■ **DATASET CONTENT**
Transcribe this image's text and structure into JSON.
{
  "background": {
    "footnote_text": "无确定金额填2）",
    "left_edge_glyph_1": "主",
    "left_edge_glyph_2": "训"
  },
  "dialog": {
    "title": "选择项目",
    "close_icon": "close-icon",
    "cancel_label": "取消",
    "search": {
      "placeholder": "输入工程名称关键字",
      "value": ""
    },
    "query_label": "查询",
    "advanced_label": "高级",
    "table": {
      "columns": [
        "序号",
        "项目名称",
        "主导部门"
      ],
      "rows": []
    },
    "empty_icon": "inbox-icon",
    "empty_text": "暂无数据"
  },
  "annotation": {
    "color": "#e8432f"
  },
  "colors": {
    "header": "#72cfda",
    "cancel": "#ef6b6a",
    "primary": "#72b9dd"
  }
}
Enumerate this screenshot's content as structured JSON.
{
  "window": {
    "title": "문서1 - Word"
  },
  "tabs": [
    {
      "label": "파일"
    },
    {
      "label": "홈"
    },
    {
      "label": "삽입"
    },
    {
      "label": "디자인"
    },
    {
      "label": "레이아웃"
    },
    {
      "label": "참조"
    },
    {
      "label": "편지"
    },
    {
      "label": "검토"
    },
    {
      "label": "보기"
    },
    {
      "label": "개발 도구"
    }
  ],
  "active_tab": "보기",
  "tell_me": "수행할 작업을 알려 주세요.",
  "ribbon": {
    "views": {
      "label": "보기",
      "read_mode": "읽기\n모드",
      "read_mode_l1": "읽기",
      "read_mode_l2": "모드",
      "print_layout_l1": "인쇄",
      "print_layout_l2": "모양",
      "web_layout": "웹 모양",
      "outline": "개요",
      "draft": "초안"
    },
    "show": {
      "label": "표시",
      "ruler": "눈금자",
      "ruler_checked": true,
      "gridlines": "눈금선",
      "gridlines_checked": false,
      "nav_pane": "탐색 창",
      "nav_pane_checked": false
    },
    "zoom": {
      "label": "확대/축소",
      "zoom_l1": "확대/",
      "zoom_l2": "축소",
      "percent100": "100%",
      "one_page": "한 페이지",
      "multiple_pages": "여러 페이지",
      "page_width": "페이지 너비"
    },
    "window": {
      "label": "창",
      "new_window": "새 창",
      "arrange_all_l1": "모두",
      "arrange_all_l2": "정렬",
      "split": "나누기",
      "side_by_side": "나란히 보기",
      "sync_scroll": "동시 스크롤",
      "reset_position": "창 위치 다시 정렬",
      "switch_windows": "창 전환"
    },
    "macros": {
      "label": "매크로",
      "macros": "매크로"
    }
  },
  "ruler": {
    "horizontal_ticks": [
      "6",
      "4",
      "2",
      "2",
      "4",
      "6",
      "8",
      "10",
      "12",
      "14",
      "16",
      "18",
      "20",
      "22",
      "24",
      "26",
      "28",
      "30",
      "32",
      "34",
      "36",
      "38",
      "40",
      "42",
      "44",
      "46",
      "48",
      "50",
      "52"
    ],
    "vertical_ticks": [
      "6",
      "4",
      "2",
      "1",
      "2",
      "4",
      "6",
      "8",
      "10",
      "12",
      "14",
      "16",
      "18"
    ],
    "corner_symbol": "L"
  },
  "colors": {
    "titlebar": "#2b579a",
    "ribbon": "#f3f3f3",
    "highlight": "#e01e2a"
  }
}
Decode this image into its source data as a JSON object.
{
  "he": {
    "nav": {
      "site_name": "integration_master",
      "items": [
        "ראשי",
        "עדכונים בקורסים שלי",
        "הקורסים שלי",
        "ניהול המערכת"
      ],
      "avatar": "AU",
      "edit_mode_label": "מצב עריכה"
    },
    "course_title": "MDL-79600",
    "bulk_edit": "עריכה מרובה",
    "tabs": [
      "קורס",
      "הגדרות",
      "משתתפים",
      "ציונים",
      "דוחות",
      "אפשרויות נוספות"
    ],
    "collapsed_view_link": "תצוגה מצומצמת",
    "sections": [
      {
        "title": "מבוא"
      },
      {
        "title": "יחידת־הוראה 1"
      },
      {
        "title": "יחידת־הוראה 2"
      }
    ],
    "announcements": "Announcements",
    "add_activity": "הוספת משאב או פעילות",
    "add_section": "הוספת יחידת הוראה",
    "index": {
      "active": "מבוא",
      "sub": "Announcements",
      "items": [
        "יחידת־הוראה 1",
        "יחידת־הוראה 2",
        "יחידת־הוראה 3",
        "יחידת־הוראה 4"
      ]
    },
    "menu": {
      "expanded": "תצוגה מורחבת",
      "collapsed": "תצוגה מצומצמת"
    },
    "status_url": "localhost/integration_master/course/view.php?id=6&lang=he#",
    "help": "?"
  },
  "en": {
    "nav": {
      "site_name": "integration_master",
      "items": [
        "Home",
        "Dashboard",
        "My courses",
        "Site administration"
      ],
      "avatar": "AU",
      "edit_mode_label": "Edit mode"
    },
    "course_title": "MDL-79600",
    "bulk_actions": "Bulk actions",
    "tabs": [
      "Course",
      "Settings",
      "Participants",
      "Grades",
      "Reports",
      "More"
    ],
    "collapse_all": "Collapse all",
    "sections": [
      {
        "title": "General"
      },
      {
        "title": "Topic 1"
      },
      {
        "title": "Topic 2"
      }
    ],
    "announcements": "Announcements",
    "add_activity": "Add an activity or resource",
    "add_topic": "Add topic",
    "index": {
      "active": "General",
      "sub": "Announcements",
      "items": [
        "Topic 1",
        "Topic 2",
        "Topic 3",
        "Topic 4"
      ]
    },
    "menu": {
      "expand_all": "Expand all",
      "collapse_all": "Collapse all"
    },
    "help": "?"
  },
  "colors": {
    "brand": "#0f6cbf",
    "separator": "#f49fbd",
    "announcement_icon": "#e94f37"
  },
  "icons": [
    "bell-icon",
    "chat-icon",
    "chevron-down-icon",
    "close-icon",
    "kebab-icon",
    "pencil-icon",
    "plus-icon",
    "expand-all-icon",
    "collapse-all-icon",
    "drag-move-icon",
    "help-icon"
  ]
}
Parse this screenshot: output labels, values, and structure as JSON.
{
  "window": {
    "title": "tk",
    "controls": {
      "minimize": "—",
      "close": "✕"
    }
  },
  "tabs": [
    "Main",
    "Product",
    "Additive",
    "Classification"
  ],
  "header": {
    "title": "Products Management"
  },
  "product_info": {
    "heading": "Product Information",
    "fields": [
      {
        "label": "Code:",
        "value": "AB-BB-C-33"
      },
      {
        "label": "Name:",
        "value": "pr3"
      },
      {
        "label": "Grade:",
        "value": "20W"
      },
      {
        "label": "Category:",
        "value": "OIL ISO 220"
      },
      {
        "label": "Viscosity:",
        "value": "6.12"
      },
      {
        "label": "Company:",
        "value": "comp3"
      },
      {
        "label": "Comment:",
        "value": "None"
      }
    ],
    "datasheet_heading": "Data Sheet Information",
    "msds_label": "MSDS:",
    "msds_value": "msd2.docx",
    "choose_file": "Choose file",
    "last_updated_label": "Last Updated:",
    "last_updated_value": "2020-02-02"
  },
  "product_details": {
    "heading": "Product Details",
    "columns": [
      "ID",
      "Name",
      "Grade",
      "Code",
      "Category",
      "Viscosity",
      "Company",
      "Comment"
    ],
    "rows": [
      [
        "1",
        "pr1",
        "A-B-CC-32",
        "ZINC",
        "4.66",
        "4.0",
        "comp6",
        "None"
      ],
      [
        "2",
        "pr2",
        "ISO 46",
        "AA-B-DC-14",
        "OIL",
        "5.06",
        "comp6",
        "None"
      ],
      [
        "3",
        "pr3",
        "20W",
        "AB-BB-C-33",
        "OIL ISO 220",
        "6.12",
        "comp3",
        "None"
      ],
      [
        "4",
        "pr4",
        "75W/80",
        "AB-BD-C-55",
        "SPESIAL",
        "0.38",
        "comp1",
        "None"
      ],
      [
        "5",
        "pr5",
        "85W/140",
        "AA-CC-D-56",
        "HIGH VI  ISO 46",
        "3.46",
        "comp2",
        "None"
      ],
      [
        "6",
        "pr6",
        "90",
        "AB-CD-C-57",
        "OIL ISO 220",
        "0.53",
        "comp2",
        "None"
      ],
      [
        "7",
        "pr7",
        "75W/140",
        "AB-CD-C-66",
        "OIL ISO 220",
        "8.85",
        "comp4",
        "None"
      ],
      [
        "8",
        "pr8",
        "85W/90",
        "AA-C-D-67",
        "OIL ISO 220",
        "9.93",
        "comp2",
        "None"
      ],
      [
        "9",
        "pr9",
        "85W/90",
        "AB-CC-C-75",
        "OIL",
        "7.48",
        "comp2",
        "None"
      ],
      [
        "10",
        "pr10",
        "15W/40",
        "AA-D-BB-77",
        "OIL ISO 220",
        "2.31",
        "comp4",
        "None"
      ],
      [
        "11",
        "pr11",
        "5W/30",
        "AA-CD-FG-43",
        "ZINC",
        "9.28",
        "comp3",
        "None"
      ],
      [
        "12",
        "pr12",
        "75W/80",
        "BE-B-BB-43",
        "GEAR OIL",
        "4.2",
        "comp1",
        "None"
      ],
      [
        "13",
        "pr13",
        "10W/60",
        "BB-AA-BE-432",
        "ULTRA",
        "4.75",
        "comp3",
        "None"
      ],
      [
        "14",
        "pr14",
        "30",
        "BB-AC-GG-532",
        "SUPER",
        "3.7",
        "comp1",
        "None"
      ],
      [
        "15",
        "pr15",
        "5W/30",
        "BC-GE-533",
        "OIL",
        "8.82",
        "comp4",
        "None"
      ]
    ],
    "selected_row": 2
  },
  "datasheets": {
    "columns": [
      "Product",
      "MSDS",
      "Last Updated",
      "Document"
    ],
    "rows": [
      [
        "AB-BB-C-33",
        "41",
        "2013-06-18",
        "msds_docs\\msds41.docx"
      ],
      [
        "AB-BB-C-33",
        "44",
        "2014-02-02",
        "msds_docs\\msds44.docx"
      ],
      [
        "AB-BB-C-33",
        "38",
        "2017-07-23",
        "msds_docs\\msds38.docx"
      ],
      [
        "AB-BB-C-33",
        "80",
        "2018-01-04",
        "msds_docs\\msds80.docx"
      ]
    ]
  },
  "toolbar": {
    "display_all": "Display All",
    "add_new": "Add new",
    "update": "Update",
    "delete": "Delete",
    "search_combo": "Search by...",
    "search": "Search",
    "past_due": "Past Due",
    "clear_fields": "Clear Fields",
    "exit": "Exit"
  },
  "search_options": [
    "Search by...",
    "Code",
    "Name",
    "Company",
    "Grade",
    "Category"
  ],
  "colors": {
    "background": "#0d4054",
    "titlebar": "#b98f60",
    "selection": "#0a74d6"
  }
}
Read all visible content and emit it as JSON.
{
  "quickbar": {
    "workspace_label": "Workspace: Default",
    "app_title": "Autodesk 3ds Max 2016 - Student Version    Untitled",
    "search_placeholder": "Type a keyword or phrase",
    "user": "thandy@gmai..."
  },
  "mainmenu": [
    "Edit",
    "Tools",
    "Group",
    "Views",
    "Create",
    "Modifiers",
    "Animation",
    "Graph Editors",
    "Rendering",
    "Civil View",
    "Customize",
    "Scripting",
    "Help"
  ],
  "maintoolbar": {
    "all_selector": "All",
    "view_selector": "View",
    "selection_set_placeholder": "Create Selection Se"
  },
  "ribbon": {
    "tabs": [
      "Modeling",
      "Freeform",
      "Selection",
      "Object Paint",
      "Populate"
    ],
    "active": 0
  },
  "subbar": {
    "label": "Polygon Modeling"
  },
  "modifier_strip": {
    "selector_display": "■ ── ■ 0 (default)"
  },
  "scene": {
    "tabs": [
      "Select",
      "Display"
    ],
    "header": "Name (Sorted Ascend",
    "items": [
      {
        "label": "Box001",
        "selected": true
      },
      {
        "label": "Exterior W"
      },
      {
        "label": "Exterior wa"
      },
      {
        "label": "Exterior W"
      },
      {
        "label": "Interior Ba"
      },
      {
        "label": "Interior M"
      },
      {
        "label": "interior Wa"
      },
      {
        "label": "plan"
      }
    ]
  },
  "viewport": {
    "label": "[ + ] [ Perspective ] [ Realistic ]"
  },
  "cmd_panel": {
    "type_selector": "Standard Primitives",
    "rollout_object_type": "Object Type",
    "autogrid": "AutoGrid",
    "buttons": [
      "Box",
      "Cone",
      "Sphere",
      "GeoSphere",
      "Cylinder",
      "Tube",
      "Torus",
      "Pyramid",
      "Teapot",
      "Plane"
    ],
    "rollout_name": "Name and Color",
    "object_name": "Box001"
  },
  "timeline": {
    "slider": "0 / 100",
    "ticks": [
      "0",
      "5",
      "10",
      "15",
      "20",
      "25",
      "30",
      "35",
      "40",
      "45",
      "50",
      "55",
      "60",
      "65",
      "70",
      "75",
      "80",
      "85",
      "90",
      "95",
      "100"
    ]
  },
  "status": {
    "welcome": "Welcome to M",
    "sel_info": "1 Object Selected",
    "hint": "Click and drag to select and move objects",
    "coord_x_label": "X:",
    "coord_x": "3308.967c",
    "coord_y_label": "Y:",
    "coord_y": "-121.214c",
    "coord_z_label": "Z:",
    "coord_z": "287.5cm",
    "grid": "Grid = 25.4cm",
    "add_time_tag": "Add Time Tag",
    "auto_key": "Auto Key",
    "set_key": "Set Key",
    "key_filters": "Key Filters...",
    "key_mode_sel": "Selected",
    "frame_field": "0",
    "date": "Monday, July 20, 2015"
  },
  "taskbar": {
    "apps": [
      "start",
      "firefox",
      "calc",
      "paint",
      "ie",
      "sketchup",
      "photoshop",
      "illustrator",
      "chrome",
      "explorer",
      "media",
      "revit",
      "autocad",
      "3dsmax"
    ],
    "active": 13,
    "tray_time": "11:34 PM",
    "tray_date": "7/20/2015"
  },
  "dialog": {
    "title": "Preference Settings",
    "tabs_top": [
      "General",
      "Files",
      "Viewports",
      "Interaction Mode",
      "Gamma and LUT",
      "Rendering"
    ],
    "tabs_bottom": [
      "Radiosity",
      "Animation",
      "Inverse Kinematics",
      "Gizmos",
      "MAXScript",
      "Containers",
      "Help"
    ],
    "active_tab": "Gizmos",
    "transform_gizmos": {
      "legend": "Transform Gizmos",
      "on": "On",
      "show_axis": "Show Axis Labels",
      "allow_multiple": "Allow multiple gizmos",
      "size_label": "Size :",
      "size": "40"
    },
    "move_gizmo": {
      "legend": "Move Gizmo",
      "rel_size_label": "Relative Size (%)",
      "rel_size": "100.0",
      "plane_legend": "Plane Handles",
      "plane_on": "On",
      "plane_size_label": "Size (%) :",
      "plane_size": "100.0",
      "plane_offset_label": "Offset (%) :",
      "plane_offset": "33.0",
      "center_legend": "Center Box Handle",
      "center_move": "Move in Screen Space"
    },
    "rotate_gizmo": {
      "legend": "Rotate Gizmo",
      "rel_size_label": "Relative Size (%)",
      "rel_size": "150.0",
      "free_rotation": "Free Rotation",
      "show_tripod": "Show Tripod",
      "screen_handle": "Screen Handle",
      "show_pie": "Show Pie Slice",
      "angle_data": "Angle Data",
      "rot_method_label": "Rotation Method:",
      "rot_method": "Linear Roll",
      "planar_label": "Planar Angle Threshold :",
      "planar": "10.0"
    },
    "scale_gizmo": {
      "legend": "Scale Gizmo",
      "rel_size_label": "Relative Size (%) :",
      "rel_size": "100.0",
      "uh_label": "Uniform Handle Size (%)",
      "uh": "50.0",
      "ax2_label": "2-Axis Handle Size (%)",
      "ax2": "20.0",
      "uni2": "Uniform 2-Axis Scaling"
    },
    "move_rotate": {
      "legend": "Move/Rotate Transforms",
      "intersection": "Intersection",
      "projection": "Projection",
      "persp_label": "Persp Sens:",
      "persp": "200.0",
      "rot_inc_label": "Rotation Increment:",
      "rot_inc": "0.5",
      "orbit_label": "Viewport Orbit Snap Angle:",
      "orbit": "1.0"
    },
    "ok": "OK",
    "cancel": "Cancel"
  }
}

■ **WORK TO COMPLETE**
Say how many lines of the data include the word "תצוגה". Respond with the number alone.

■ **ANSWER IN FULL**
3